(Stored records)
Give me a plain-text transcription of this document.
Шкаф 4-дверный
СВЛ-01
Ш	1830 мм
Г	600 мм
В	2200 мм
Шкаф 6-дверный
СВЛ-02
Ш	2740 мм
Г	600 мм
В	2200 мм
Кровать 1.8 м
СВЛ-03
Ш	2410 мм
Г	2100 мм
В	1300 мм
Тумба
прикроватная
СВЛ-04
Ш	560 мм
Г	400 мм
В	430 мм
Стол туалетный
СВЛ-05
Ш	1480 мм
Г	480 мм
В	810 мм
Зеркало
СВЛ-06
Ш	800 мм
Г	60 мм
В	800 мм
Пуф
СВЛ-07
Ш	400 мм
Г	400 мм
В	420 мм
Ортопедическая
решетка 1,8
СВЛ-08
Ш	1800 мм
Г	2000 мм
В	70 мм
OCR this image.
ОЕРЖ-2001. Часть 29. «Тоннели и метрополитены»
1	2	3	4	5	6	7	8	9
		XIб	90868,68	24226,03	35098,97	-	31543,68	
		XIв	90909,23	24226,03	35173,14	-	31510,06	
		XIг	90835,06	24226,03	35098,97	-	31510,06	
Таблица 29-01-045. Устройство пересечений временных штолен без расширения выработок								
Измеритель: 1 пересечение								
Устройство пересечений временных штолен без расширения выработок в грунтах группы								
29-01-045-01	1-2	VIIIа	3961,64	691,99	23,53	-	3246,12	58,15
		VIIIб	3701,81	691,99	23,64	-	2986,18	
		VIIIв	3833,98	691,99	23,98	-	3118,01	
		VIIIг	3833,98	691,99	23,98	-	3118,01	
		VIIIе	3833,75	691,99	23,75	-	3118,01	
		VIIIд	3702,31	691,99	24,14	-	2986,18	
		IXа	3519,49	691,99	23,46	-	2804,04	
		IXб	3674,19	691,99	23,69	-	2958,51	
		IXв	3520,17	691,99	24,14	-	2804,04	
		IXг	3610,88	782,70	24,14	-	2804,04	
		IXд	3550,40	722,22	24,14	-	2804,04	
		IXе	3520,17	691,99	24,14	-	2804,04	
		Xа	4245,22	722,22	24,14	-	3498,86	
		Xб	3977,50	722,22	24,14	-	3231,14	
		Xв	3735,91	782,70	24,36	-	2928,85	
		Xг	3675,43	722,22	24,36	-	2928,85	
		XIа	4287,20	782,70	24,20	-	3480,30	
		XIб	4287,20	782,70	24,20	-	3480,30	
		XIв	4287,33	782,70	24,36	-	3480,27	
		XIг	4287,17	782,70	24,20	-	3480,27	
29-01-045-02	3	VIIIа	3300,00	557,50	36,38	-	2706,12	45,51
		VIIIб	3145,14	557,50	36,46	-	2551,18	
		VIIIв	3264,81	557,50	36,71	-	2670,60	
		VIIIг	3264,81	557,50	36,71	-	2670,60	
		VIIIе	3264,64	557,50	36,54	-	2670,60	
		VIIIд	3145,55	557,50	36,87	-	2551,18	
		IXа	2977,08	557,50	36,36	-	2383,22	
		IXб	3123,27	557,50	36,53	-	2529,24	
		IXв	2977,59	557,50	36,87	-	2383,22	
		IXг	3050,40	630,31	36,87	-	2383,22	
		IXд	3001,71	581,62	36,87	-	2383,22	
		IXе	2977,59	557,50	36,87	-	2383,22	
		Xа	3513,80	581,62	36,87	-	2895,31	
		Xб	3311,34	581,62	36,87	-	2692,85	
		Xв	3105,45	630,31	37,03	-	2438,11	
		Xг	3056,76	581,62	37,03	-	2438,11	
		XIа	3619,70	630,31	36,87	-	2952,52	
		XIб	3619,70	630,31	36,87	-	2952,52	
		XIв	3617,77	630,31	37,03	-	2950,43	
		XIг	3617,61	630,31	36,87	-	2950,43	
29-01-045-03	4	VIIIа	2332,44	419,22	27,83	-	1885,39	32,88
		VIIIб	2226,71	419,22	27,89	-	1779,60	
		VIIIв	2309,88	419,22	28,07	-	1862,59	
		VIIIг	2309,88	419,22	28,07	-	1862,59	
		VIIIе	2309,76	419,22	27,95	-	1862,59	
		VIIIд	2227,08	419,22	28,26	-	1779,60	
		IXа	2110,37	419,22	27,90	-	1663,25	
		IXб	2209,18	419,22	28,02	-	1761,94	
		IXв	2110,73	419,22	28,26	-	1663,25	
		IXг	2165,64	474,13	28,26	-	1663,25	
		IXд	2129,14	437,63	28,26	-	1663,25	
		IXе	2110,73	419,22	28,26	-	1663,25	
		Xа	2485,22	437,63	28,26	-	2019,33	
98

Set exercise:
From the records above, extract every entry verbatim.

Answer for this exercise:
Give me a plain-text transcription of this document.
Шкаф 4-дверный
СВЛ-01
Ш	1830 мм
Г	600 мм
В	2200 мм
Шкаф 6-дверный
СВЛ-02
Ш	2740 мм
Г	600 мм
В	2200 мм
Кровать 1.8 м
СВЛ-03
Ш	2410 мм
Г	2100 мм
В	1300 мм
Тумба
прикроватная
СВЛ-04
Ш	560 мм
Г	400 мм
В	430 мм
Стол туалетный
СВЛ-05
Ш	1480 мм
Г	480 мм
В	810 мм
Зеркало
СВЛ-06
Ш	800 мм
Г	60 мм
В	800 мм
Пуф
СВЛ-07
Ш	400 мм
Г	400 мм
В	420 мм
Ортопедическая
решетка 1,8
СВЛ-08
Ш	1800 мм
Г	2000 мм
В	70 мм
OCR this image.
ОЕРЖ-2001. Часть 29. «Тоннели и метрополитены»
1	2	3	4	5	6	7	8	9
		XIб	90868,68	24226,03	35098,97	-	31543,68	
		XIв	90909,23	24226,03	35173,14	-	31510,06	
		XIг	90835,06	24226,03	35098,97	-	31510,06	
Таблица 29-01-045. Устройство пересечений временных штолен без расширения выработок								
Измеритель: 1 пересечение								
Устройство пересечений временных штолен без расширения выработок в грунтах группы								
29-01-045-01	1-2	VIIIа	3961,64	691,99	23,53	-	3246,12	58,15
		VIIIб	3701,81	691,99	23,64	-	2986,18	
		VIIIв	3833,98	691,99	23,98	-	3118,01	
		VIIIг	3833,98	691,99	23,98	-	3118,01	
		VIIIе	3833,75	691,99	23,75	-	3118,01	
		VIIIд	3702,31	691,99	24,14	-	2986,18	
		IXа	3519,49	691,99	23,46	-	2804,04	
		IXб	3674,19	691,99	23,69	-	2958,51	
		IXв	3520,17	691,99	24,14	-	2804,04	
		IXг	3610,88	782,70	24,14	-	2804,04	
		IXд	3550,40	722,22	24,14	-	2804,04	
		IXе	3520,17	691,99	24,14	-	2804,04	
		Xа	4245,22	722,22	24,14	-	3498,86	
		Xб	3977,50	722,22	24,14	-	3231,14	
		Xв	3735,91	782,70	24,36	-	2928,85	
		Xг	3675,43	722,22	24,36	-	2928,85	
		XIа	4287,20	782,70	24,20	-	3480,30	
		XIб	4287,20	782,70	24,20	-	3480,30	
		XIв	4287,33	782,70	24,36	-	3480,27	
		XIг	4287,17	782,70	24,20	-	3480,27	
29-01-045-02	3	VIIIа	3300,00	557,50	36,38	-	2706,12	45,51
		VIIIб	3145,14	557,50	36,46	-	2551,18	
		VIIIв	3264,81	557,50	36,71	-	2670,60	
		VIIIг	3264,81	557,50	36,71	-	2670,60	
		VIIIе	3264,64	557,50	36,54	-	2670,60	
		VIIIд	3145,55	557,50	36,87	-	2551,18	
		IXа	2977,08	557,50	36,36	-	2383,22	
		IXб	3123,27	557,50	36,53	-	2529,24	
		IXв	2977,59	557,50	36,87	-	2383,22	
		IXг	3050,40	630,31	36,87	-	2383,22	
		IXд	3001,71	581,62	36,87	-	2383,22	
		IXе	2977,59	557,50	36,87	-	2383,22	
		Xа	3513,80	581,62	36,87	-	2895,31	
		Xб	3311,34	581,62	36,87	-	2692,85	
		Xв	3105,45	630,31	37,03	-	2438,11	
		Xг	3056,76	581,62	37,03	-	2438,11	
		XIа	3619,70	630,31	36,87	-	2952,52	
		XIб	3619,70	630,31	36,87	-	2952,52	
		XIв	3617,77	630,31	37,03	-	2950,43	
		XIг	3617,61	630,31	36,87	-	2950,43	
29-01-045-03	4	VIIIа	2332,44	419,22	27,83	-	1885,39	32,88
		VIIIб	2226,71	419,22	27,89	-	1779,60	
		VIIIв	2309,88	419,22	28,07	-	1862,59	
		VIIIг	2309,88	419,22	28,07	-	1862,59	
		VIIIе	2309,76	419,22	27,95	-	1862,59	
		VIIIд	2227,08	419,22	28,26	-	1779,60	
		IXа	2110,37	419,22	27,90	-	1663,25	
		IXб	2209,18	419,22	28,02	-	1761,94	
		IXв	2110,73	419,22	28,26	-	1663,25	
		IXг	2165,64	474,13	28,26	-	1663,25	
		IXд	2129,14	437,63	28,26	-	1663,25	
		IXе	2110,73	419,22	28,26	-	1663,25	
		Xа	2485,22	437,63	28,26	-	2019,33	
98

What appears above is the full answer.